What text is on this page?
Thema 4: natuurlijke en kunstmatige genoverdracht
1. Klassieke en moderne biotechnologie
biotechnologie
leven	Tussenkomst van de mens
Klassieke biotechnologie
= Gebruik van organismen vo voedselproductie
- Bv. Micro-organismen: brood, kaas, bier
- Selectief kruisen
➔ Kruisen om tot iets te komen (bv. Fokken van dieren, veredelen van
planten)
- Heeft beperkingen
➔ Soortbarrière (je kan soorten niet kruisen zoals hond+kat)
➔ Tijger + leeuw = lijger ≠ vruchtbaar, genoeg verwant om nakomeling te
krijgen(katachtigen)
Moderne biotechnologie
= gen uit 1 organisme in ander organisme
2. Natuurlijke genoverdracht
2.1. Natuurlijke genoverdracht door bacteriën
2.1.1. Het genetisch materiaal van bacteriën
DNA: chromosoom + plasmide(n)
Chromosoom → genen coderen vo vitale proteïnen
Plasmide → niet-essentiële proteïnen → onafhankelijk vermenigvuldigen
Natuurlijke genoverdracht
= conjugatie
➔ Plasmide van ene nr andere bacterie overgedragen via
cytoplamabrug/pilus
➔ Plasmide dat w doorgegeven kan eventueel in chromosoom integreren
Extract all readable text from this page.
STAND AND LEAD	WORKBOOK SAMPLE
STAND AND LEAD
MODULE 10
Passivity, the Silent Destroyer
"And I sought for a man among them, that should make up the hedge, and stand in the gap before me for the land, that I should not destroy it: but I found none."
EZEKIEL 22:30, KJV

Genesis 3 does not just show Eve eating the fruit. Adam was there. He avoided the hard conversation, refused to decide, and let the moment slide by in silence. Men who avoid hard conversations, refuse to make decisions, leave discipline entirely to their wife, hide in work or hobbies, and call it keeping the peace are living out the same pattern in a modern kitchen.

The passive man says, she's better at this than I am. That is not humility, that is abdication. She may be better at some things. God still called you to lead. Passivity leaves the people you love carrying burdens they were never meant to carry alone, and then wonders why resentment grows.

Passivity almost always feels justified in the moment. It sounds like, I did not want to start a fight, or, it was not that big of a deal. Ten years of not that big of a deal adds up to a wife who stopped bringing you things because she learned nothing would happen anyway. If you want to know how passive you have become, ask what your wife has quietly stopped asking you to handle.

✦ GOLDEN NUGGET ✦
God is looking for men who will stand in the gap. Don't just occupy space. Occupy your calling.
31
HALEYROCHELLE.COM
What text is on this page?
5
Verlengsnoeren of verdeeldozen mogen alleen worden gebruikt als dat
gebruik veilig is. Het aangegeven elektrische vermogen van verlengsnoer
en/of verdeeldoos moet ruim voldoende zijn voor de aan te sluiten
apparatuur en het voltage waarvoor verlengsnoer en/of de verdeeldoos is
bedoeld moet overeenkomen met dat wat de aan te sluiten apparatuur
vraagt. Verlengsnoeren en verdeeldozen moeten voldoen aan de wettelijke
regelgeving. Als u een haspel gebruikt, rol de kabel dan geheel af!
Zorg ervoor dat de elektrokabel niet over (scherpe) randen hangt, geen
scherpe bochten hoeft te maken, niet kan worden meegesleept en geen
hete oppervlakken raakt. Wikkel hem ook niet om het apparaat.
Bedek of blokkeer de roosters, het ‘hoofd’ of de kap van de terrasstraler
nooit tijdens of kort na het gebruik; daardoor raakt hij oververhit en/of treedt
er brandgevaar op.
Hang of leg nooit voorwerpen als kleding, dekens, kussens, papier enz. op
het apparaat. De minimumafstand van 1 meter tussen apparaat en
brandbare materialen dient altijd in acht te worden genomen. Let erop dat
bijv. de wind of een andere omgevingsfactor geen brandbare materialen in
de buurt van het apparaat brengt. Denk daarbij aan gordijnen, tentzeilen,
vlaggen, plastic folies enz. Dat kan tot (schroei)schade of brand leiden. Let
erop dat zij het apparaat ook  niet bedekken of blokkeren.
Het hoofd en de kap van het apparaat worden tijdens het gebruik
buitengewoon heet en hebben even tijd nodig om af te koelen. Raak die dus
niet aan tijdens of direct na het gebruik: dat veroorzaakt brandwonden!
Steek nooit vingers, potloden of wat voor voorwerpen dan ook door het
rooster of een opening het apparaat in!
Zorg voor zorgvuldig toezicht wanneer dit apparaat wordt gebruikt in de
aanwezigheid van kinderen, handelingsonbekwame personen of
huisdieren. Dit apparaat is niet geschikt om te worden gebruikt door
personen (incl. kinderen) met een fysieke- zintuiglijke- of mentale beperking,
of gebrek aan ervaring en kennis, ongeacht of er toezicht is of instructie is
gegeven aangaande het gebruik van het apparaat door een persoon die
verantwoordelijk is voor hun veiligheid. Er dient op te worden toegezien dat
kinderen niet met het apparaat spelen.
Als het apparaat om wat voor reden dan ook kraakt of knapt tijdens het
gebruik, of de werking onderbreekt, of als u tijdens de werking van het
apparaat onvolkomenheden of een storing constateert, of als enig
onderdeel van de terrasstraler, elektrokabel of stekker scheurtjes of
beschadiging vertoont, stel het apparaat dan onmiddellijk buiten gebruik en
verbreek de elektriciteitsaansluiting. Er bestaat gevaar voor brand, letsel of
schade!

□ □ □ □ □

### EXERCISE GOAL
Reproduce every entry shown above, precisely as it stands.

### WRITTEN ANSWER
What text is on this page?
Thema 4: natuurlijke en kunstmatige genoverdracht
1. Klassieke en moderne biotechnologie
biotechnologie
leven	Tussenkomst van de mens
Klassieke biotechnologie
= Gebruik van organismen vo voedselproductie
- Bv. Micro-organismen: brood, kaas, bier
- Selectief kruisen
➔ Kruisen om tot iets te komen (bv. Fokken van dieren, veredelen van
planten)
- Heeft beperkingen
➔ Soortbarrière (je kan soorten niet kruisen zoals hond+kat)
➔ Tijger + leeuw = lijger ≠ vruchtbaar, genoeg verwant om nakomeling te
krijgen(katachtigen)
Moderne biotechnologie
= gen uit 1 organisme in ander organisme
2. Natuurlijke genoverdracht
2.1. Natuurlijke genoverdracht door bacteriën
2.1.1. Het genetisch materiaal van bacteriën
DNA: chromosoom + plasmide(n)
Chromosoom → genen coderen vo vitale proteïnen
Plasmide → niet-essentiële proteïnen → onafhankelijk vermenigvuldigen
Natuurlijke genoverdracht
= conjugatie
➔ Plasmide van ene nr andere bacterie overgedragen via
cytoplamabrug/pilus
➔ Plasmide dat w doorgegeven kan eventueel in chromosoom integreren
Extract all readable text from this page.
STAND AND LEAD	WORKBOOK SAMPLE
STAND AND LEAD
MODULE 10
Passivity, the Silent Destroyer
"And I sought for a man among them, that should make up the hedge, and stand in the gap before me for the land, that I should not destroy it: but I found none."
EZEKIEL 22:30, KJV

Genesis 3 does not just show Eve eating the fruit. Adam was there. He avoided the hard conversation, refused to decide, and let the moment slide by in silence. Men who avoid hard conversations, refuse to make decisions, leave discipline entirely to their wife, hide in work or hobbies, and call it keeping the peace are living out the same pattern in a modern kitchen.

The passive man says, she's better at this than I am. That is not humility, that is abdication. She may be better at some things. God still called you to lead. Passivity leaves the people you love carrying burdens they were never meant to carry alone, and then wonders why resentment grows.

Passivity almost always feels justified in the moment. It sounds like, I did not want to start a fight, or, it was not that big of a deal. Ten years of not that big of a deal adds up to a wife who stopped bringing you things because she learned nothing would happen anyway. If you want to know how passive you have become, ask what your wife has quietly stopped asking you to handle.

✦ GOLDEN NUGGET ✦
God is looking for men who will stand in the gap. Don't just occupy space. Occupy your calling.
31
HALEYROCHELLE.COM
What text is on this page?
5
Verlengsnoeren of verdeeldozen mogen alleen worden gebruikt als dat
gebruik veilig is. Het aangegeven elektrische vermogen van verlengsnoer
en/of verdeeldoos moet ruim voldoende zijn voor de aan te sluiten
apparatuur en het voltage waarvoor verlengsnoer en/of de verdeeldoos is
bedoeld moet overeenkomen met dat wat de aan te sluiten apparatuur
vraagt. Verlengsnoeren en verdeeldozen moeten voldoen aan de wettelijke
regelgeving. Als u een haspel gebruikt, rol de kabel dan geheel af!
Zorg ervoor dat de elektrokabel niet over (scherpe) randen hangt, geen
scherpe bochten hoeft te maken, niet kan worden meegesleept en geen
hete oppervlakken raakt. Wikkel hem ook niet om het apparaat.
Bedek of blokkeer de roosters, het ‘hoofd’ of de kap van de terrasstraler
nooit tijdens of kort na het gebruik; daardoor raakt hij oververhit en/of treedt
er brandgevaar op.
Hang of leg nooit voorwerpen als kleding, dekens, kussens, papier enz. op
het apparaat. De minimumafstand van 1 meter tussen apparaat en
brandbare materialen dient altijd in acht te worden genomen. Let erop dat
bijv. de wind of een andere omgevingsfactor geen brandbare materialen in
de buurt van het apparaat brengt. Denk daarbij aan gordijnen, tentzeilen,
vlaggen, plastic folies enz. Dat kan tot (schroei)schade of brand leiden. Let
erop dat zij het apparaat ook  niet bedekken of blokkeren.
Het hoofd en de kap van het apparaat worden tijdens het gebruik
buitengewoon heet en hebben even tijd nodig om af te koelen. Raak die dus
niet aan tijdens of direct na het gebruik: dat veroorzaakt brandwonden!
Steek nooit vingers, potloden of wat voor voorwerpen dan ook door het
rooster of een opening het apparaat in!
Zorg voor zorgvuldig toezicht wanneer dit apparaat wordt gebruikt in de
aanwezigheid van kinderen, handelingsonbekwame personen of
huisdieren. Dit apparaat is niet geschikt om te worden gebruikt door
personen (incl. kinderen) met een fysieke- zintuiglijke- of mentale beperking,
of gebrek aan ervaring en kennis, ongeacht of er toezicht is of instructie is
gegeven aangaande het gebruik van het apparaat door een persoon die
verantwoordelijk is voor hun veiligheid. Er dient op te worden toegezien dat
kinderen niet met het apparaat spelen.
Als het apparaat om wat voor reden dan ook kraakt of knapt tijdens het
gebruik, of de werking onderbreekt, of als u tijdens de werking van het
apparaat onvolkomenheden of een storing constateert, of als enig
onderdeel van de terrasstraler, elektrokabel of stekker scheurtjes of
beschadiging vertoont, stel het apparaat dan onmiddellijk buiten gebruik en
verbreek de elektriciteitsaansluiting. Er bestaat gevaar voor brand, letsel of
schade!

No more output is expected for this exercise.